++++ Entries provided
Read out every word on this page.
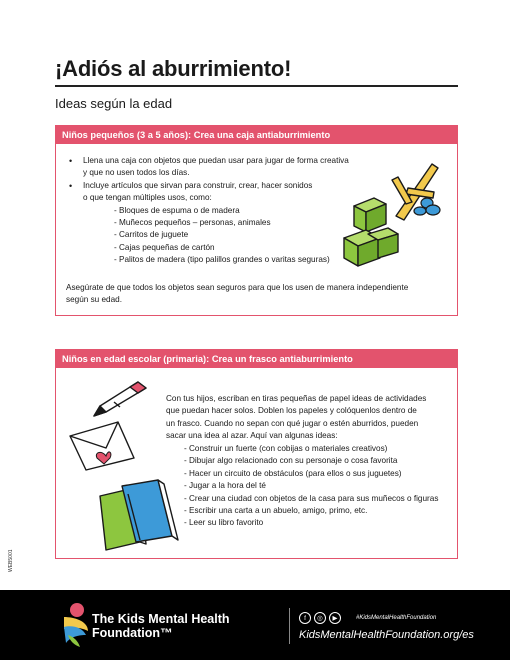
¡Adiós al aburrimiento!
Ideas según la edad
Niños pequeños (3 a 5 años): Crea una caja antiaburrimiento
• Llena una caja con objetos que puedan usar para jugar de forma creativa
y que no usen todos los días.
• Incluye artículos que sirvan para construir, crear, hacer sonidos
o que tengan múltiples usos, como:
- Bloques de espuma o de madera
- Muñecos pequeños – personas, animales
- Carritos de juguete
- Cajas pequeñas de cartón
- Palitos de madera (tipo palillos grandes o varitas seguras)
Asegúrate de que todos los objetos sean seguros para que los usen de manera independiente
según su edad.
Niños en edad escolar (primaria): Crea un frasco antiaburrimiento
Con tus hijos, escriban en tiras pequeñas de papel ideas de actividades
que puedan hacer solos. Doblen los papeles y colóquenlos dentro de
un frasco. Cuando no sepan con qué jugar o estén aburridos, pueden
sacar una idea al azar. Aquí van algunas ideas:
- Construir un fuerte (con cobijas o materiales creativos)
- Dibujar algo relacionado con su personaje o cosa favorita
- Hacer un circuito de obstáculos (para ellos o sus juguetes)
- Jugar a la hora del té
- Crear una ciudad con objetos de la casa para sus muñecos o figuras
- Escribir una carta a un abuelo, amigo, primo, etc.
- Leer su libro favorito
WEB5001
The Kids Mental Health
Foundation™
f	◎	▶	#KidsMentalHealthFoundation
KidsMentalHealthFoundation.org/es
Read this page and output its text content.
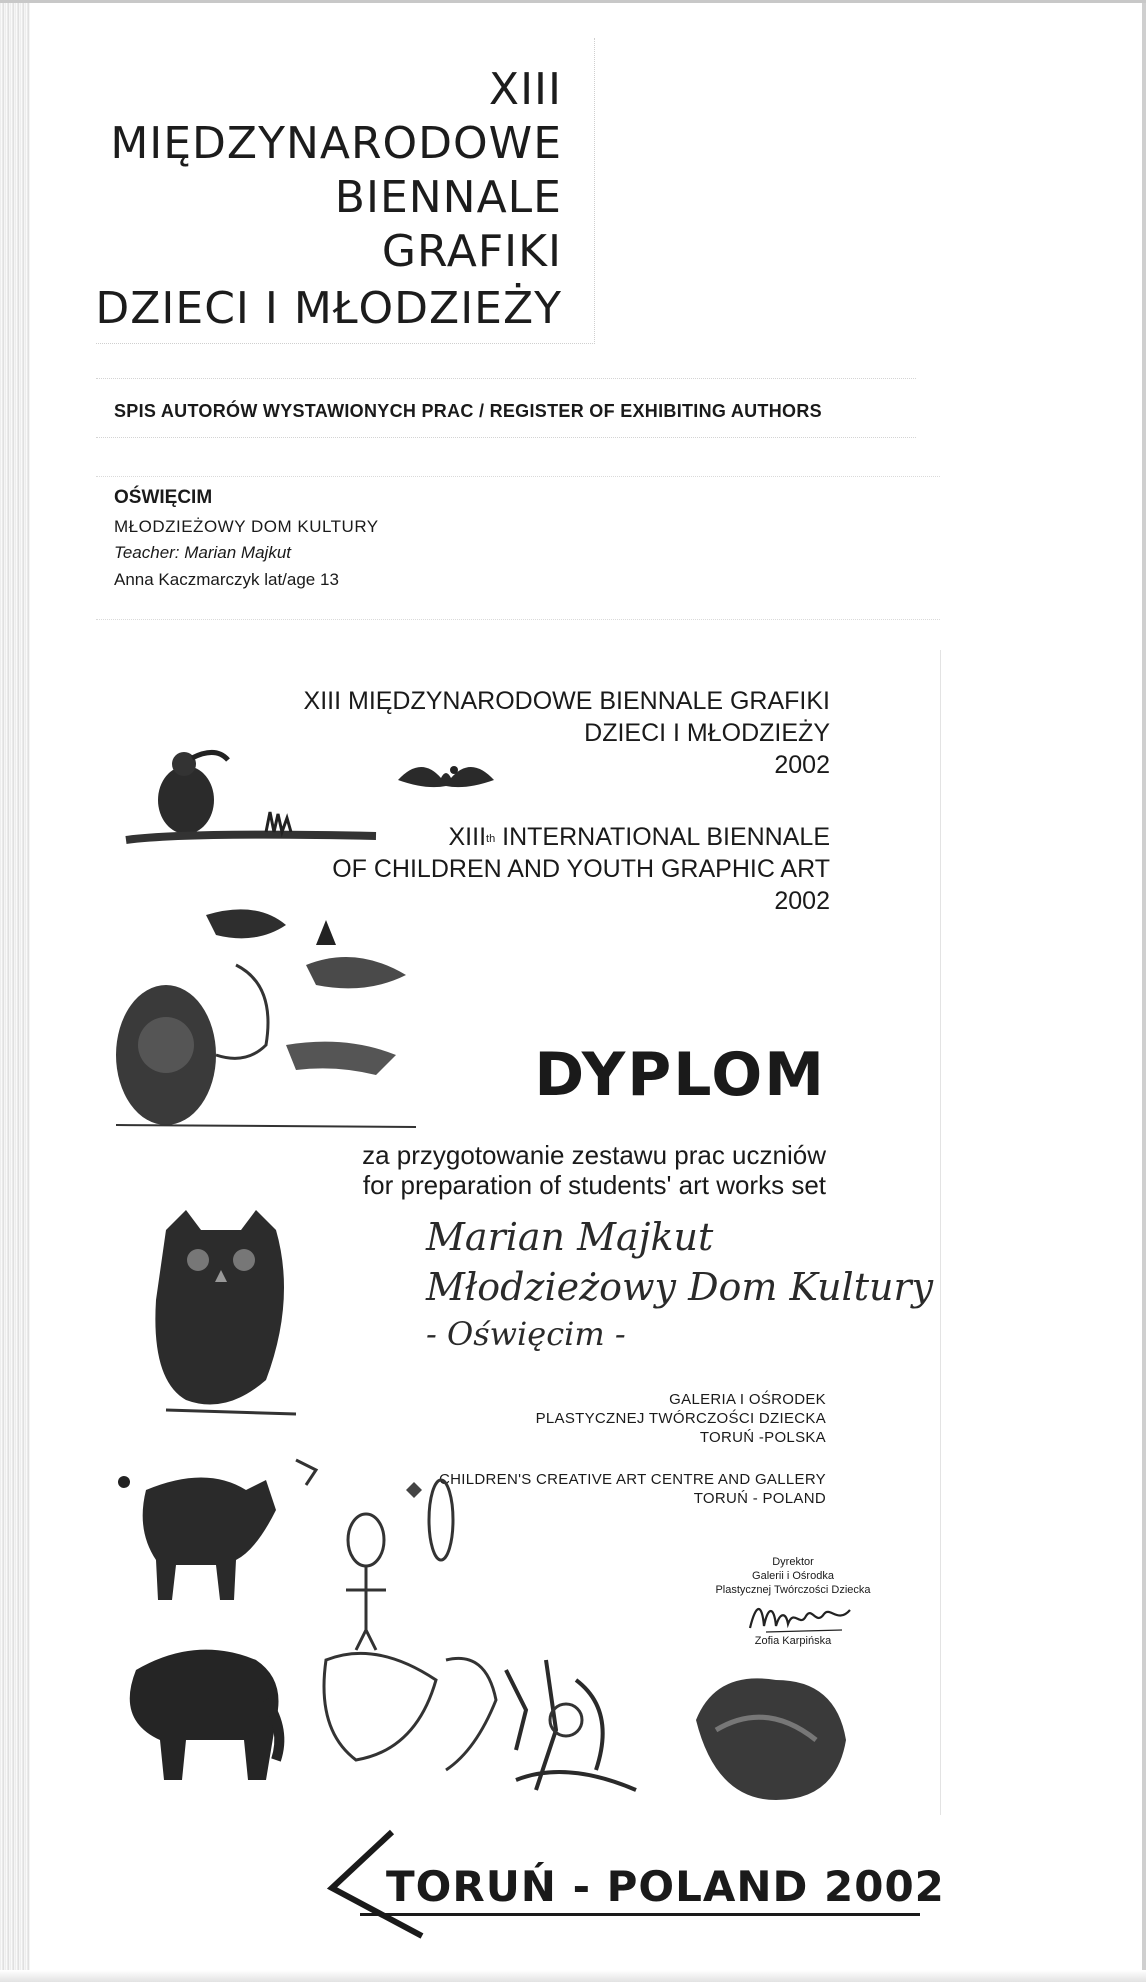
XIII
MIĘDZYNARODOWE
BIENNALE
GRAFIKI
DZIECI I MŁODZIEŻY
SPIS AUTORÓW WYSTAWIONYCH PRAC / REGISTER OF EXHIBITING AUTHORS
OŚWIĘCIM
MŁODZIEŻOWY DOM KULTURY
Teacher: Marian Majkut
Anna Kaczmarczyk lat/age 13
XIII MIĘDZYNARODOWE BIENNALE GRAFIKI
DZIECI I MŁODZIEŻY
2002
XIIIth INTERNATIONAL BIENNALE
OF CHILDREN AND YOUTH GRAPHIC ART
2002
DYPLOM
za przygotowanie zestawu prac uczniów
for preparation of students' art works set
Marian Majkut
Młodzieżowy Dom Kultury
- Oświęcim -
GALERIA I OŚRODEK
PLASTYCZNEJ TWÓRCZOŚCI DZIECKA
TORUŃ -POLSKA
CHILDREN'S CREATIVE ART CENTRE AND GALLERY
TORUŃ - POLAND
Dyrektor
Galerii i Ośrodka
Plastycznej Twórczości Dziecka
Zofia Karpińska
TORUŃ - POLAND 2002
++++++++
:: Instructions to follow ::
Filter out all lines lacking the word "pequeñas" and copy the rest.

:: Result ::
- Cajas pequeñas de cartón
Con tus hijos, escriban en tiras pequeñas de papel ideas de actividades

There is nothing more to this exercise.